[Layout records]

_ _ _ _ _ _ _

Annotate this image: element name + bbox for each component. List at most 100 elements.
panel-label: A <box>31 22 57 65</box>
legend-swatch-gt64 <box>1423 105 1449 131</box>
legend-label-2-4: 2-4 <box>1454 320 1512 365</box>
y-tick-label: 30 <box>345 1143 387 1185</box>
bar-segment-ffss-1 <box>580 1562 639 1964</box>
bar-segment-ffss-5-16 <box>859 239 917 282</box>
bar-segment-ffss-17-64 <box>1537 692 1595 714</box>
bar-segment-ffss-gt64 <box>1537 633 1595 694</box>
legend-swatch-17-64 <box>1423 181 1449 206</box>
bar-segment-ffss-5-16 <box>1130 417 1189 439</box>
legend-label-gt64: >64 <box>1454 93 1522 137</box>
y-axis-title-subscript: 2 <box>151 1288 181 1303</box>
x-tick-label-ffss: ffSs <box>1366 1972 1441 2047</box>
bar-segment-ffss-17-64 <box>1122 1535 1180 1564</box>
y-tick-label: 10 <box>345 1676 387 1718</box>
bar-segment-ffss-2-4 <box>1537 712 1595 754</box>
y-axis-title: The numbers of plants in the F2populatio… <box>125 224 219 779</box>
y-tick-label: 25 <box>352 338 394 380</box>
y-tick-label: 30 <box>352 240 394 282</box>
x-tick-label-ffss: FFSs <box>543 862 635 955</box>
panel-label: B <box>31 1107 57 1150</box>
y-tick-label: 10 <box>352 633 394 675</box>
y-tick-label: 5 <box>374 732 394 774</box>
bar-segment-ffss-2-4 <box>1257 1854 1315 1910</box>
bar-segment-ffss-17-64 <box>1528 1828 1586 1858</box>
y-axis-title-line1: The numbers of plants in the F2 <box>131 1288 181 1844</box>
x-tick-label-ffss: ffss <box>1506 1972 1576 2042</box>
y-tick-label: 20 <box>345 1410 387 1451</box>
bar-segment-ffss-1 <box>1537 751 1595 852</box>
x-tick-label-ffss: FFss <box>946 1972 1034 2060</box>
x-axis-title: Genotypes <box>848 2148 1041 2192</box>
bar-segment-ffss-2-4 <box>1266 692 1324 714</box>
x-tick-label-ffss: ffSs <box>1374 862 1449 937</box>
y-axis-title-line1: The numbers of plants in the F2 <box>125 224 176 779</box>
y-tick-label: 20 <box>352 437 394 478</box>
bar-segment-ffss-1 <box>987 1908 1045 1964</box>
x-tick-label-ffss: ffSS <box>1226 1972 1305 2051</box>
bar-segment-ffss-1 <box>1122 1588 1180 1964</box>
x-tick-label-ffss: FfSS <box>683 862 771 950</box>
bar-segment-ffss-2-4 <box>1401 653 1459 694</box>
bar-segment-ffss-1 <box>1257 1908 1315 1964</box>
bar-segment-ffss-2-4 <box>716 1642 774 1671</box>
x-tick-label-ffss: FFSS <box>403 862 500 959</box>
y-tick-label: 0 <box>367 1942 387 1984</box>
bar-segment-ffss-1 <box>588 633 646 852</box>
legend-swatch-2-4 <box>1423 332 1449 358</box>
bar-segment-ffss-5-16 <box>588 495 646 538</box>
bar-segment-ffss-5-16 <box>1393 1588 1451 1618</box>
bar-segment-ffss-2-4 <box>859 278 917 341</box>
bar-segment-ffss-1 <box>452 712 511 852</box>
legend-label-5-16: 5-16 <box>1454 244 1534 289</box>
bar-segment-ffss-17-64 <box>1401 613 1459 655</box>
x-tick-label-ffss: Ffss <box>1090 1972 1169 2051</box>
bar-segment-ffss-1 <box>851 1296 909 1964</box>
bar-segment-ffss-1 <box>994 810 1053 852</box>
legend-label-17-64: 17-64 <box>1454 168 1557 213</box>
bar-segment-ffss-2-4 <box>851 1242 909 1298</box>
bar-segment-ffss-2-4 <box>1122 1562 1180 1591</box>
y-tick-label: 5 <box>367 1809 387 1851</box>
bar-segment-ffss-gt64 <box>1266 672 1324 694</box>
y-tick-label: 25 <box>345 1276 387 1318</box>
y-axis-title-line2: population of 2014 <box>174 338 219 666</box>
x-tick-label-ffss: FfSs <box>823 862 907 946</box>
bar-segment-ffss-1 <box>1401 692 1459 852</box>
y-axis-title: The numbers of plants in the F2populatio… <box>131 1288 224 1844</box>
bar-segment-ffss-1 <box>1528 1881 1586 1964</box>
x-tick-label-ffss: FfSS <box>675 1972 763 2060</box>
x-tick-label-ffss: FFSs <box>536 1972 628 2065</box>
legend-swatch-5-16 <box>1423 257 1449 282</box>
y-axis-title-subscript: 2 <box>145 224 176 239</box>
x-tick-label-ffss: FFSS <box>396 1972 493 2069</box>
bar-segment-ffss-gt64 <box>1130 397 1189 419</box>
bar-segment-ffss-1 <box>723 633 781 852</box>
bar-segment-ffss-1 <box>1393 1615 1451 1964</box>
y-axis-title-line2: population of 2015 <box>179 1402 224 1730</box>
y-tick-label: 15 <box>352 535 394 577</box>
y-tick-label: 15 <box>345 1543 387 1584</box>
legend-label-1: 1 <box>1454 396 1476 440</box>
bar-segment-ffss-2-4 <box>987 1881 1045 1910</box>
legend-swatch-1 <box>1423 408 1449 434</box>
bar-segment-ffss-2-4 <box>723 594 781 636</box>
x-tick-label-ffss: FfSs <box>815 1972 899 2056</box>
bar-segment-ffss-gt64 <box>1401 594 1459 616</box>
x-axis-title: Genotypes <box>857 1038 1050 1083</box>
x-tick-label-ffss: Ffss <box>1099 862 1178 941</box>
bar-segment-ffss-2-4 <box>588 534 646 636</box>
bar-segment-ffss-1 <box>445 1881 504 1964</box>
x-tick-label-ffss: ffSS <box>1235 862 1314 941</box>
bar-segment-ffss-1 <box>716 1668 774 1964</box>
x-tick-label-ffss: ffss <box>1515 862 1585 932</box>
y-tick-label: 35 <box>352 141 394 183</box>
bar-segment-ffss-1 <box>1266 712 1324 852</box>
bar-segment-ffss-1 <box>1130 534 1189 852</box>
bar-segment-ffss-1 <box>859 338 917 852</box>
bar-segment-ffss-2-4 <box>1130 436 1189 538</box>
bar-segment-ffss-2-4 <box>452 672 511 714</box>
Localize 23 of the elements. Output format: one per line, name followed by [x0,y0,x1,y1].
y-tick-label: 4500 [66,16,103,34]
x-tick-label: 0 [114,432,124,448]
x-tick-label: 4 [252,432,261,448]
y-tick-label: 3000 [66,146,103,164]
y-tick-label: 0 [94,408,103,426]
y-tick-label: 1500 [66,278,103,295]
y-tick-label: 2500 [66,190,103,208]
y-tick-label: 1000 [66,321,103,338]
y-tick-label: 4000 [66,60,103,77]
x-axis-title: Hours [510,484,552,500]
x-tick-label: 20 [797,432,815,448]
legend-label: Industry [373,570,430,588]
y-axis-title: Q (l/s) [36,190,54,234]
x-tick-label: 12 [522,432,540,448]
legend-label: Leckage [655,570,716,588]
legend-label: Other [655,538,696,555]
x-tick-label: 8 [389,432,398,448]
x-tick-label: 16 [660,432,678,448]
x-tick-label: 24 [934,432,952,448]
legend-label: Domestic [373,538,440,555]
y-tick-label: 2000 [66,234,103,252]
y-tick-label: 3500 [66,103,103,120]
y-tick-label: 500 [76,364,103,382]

_ _ _ _ _ _ _

Render the lines as a numbered list, starting at the first line and ending at the line that contains "x-tick-label-ffss: ffSs <box>1366", with both ends included. Leave out any blank lines.

1. Annotate this image: element name + bbox for each component. List at most 100 elements.
2. panel-label: A <box>31 22 57 65</box>
3. legend-swatch-gt64 <box>1423 105 1449 131</box>
4. legend-label-2-4: 2-4 <box>1454 320 1512 365</box>
5. y-tick-label: 30 <box>345 1143 387 1185</box>
6. bar-segment-ffss-1 <box>580 1562 639 1964</box>
7. bar-segment-ffss-5-16 <box>859 239 917 282</box>
8. bar-segment-ffss-17-64 <box>1537 692 1595 714</box>
9. bar-segment-ffss-gt64 <box>1537 633 1595 694</box>
10. legend-swatch-17-64 <box>1423 181 1449 206</box>
11. bar-segment-ffss-5-16 <box>1130 417 1189 439</box>
12. legend-label-gt64: >64 <box>1454 93 1522 137</box>
13. y-axis-title-subscript: 2 <box>151 1288 181 1303</box>
14. x-tick-label-ffss: ffSs <box>1366 1972 1441 2047</box>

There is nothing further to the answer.